**EXERCISE DESCRIPTION:** Give every line from the entries that contains "values".
• • •
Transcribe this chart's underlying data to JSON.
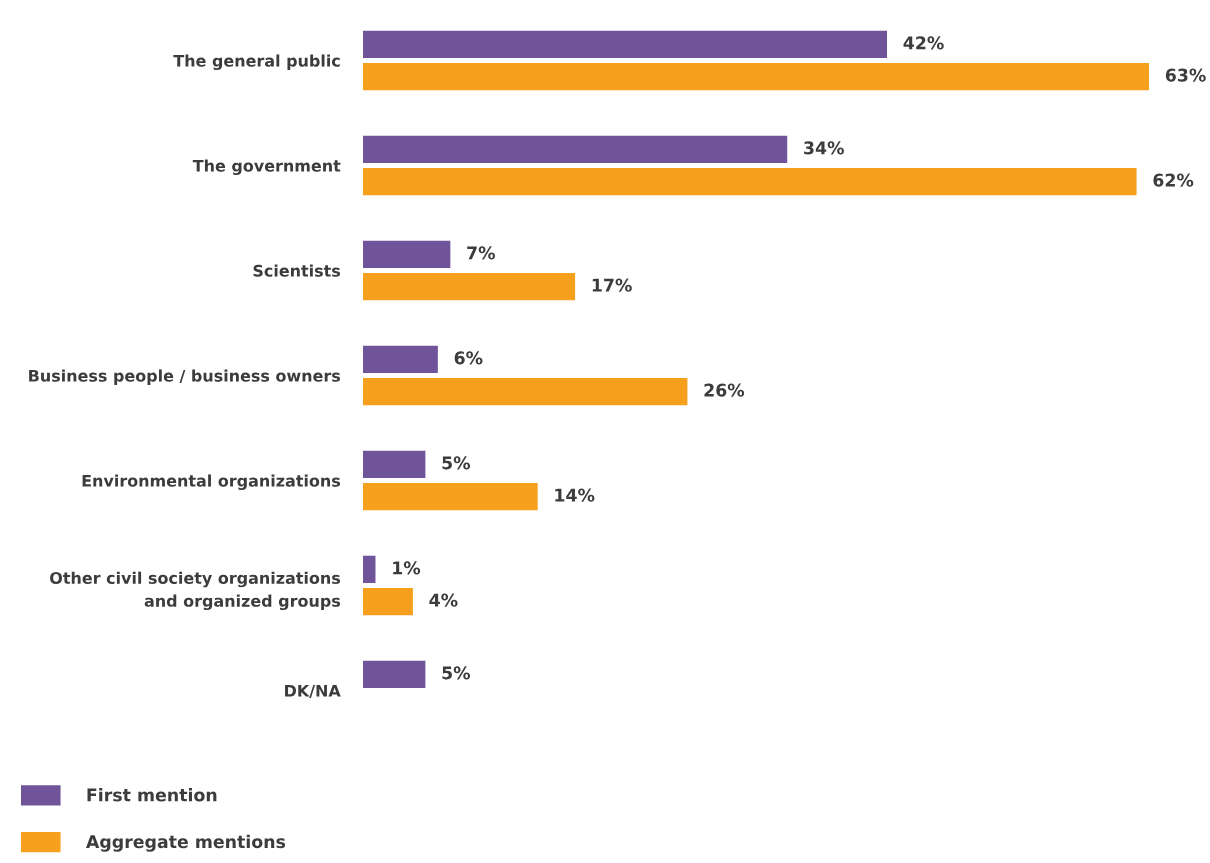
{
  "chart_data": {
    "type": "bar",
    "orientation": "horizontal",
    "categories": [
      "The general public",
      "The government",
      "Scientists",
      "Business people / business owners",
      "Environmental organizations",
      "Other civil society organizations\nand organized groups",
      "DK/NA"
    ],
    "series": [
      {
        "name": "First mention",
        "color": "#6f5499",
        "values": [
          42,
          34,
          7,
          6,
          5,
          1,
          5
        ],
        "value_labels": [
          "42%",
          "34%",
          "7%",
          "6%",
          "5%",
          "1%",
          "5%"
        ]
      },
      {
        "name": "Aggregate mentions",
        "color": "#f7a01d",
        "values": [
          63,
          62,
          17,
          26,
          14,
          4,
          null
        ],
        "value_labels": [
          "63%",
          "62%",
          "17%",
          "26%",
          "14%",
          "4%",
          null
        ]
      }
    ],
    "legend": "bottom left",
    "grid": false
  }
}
• • •
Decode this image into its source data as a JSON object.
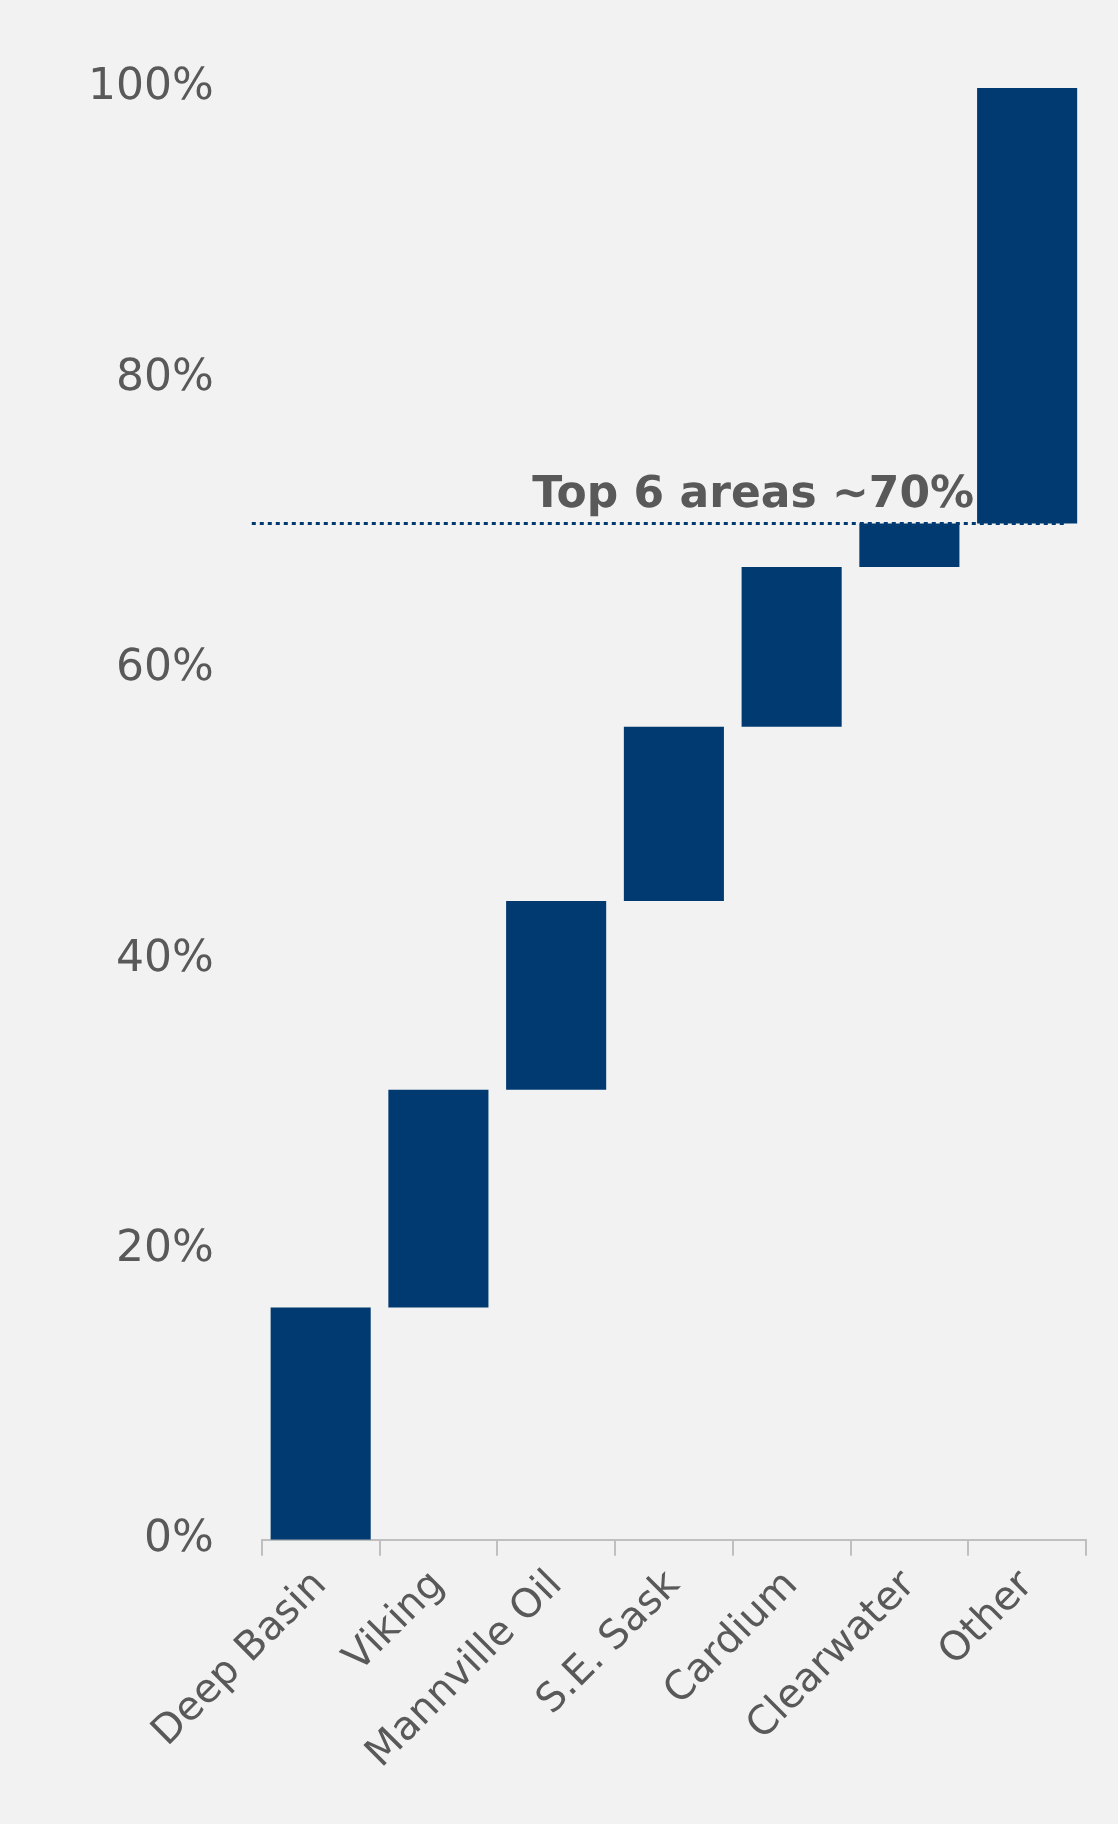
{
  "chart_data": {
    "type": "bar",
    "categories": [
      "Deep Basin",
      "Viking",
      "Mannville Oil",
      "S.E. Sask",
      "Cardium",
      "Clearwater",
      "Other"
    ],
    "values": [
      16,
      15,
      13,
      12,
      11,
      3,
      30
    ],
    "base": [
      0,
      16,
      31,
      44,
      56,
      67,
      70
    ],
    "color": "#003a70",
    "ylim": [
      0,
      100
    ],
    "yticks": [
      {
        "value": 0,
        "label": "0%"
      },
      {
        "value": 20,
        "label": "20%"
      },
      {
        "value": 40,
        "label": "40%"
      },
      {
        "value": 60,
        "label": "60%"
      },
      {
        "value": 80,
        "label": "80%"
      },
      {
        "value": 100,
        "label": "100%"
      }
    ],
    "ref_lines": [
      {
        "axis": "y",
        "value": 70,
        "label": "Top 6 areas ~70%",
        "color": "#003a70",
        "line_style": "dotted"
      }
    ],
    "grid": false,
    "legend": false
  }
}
• • •
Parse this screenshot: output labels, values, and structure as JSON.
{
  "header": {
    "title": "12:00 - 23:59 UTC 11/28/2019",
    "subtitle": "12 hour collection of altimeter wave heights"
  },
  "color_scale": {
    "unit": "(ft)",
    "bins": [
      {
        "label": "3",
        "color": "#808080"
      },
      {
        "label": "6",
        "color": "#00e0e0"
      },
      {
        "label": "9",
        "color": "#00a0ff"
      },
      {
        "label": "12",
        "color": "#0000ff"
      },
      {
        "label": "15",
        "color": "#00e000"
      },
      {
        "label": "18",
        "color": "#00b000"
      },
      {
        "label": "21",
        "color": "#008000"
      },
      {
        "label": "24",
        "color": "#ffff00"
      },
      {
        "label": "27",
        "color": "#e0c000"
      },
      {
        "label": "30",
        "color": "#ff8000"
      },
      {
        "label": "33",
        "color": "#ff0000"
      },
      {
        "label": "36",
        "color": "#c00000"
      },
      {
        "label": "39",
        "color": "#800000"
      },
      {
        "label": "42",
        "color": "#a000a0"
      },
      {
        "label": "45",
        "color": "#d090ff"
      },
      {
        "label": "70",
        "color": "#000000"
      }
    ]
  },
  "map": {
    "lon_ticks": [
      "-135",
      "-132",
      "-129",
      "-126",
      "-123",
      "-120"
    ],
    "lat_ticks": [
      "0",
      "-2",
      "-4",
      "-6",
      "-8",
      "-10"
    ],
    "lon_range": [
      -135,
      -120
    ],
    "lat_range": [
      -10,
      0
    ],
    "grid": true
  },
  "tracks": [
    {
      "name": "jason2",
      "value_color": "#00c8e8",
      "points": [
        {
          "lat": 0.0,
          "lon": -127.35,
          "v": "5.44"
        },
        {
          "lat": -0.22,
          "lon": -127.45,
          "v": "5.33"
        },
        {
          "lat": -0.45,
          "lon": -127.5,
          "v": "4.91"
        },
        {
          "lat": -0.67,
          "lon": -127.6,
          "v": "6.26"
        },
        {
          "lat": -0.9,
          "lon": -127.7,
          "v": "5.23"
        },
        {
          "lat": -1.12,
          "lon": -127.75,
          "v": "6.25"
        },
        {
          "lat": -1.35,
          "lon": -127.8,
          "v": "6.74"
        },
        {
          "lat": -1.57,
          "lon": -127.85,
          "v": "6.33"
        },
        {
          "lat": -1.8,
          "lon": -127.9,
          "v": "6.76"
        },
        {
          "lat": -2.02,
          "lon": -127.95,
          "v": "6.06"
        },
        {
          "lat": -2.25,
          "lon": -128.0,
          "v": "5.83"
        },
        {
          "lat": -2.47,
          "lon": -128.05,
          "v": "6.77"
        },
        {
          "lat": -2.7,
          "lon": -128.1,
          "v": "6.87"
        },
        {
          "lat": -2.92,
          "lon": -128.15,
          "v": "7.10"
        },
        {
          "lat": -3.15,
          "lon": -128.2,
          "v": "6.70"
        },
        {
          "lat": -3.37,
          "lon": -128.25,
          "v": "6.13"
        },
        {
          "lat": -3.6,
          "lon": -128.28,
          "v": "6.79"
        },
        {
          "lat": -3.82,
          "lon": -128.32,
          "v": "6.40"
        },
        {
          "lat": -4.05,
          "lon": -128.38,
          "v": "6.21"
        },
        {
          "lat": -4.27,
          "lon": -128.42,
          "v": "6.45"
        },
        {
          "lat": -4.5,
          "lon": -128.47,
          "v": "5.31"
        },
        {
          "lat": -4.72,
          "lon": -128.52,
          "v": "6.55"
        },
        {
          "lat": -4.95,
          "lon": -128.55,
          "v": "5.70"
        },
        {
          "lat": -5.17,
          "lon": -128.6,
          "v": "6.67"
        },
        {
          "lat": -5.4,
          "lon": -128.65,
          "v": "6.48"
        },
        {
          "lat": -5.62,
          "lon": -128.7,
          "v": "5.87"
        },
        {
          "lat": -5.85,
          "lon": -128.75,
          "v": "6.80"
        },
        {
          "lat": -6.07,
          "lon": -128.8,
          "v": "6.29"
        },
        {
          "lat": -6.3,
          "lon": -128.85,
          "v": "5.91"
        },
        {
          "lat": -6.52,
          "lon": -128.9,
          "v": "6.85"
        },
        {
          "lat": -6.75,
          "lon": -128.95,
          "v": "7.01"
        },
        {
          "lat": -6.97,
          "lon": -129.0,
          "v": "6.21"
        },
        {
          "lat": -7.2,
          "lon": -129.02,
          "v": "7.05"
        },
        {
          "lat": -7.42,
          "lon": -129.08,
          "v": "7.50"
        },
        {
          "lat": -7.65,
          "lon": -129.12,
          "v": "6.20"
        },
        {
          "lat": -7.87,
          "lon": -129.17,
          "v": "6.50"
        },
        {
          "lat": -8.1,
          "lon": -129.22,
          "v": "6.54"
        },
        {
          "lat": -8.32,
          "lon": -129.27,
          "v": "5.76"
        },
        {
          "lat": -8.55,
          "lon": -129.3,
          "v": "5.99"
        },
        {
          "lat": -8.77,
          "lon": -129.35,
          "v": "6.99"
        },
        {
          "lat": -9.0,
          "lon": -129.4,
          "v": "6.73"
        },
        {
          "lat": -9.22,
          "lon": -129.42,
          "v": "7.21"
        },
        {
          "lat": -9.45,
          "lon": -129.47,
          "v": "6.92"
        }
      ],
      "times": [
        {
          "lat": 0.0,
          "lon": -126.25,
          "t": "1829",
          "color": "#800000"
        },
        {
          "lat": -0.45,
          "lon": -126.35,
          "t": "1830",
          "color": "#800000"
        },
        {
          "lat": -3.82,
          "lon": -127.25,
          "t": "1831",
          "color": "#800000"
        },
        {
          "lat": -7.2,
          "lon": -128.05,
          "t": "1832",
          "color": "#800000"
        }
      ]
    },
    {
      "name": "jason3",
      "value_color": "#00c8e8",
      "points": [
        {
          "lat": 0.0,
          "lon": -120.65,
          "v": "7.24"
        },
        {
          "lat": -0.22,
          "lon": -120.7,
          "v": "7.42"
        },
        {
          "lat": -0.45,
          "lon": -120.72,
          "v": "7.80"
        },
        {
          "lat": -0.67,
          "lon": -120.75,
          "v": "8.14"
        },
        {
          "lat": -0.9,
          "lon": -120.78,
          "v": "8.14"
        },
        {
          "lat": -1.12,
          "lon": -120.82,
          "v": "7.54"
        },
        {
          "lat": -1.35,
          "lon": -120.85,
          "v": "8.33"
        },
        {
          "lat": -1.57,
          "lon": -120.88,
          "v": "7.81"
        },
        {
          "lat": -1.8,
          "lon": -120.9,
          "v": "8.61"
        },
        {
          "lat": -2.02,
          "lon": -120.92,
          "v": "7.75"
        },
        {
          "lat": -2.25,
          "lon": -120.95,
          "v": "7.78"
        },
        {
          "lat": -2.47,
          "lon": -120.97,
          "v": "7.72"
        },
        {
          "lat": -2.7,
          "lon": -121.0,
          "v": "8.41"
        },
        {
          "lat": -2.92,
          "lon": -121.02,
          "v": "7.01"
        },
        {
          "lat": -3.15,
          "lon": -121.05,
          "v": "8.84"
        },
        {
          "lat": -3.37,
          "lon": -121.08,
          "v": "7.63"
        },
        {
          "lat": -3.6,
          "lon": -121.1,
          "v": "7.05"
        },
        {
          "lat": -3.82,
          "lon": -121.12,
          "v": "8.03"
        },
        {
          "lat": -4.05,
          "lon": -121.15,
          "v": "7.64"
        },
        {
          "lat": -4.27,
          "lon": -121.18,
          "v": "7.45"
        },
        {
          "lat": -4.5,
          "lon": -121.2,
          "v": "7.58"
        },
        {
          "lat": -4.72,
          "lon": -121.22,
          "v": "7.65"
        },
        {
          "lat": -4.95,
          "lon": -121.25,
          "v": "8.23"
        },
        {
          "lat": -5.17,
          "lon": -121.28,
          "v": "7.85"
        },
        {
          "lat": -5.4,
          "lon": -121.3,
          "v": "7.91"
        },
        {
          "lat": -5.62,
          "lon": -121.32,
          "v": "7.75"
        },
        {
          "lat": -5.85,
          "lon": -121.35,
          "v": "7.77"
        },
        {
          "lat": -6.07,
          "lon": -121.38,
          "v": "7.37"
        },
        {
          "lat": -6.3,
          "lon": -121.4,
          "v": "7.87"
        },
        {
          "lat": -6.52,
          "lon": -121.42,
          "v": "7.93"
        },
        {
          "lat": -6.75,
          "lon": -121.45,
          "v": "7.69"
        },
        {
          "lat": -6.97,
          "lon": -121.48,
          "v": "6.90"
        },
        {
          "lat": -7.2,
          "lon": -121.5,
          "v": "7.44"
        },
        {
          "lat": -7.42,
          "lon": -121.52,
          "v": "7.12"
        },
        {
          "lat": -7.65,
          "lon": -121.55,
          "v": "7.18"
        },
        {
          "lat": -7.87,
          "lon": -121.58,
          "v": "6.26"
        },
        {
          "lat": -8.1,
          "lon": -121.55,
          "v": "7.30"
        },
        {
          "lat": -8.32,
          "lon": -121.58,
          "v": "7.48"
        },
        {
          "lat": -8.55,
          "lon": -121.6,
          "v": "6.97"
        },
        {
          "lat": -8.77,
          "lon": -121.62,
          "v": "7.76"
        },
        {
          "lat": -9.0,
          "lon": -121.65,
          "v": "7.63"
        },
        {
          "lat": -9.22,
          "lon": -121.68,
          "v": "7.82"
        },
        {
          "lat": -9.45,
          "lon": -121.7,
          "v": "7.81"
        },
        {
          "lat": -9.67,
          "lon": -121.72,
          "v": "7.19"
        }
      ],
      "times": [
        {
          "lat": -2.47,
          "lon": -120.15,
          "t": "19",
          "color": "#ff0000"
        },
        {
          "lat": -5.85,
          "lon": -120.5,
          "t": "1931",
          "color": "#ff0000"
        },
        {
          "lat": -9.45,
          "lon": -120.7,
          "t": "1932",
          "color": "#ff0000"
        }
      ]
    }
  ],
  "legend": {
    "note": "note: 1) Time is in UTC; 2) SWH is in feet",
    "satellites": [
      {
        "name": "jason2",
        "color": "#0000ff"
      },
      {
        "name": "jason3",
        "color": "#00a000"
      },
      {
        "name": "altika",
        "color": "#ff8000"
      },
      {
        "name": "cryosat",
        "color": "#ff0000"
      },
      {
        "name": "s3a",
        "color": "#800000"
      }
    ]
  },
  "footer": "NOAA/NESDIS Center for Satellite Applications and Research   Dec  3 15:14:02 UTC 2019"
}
• • •
**ANSWER TO THIS TASK:**
        "values": [
        "values": [
    "values": [
Parse this screenshot: output labels, values, and structure as JSON.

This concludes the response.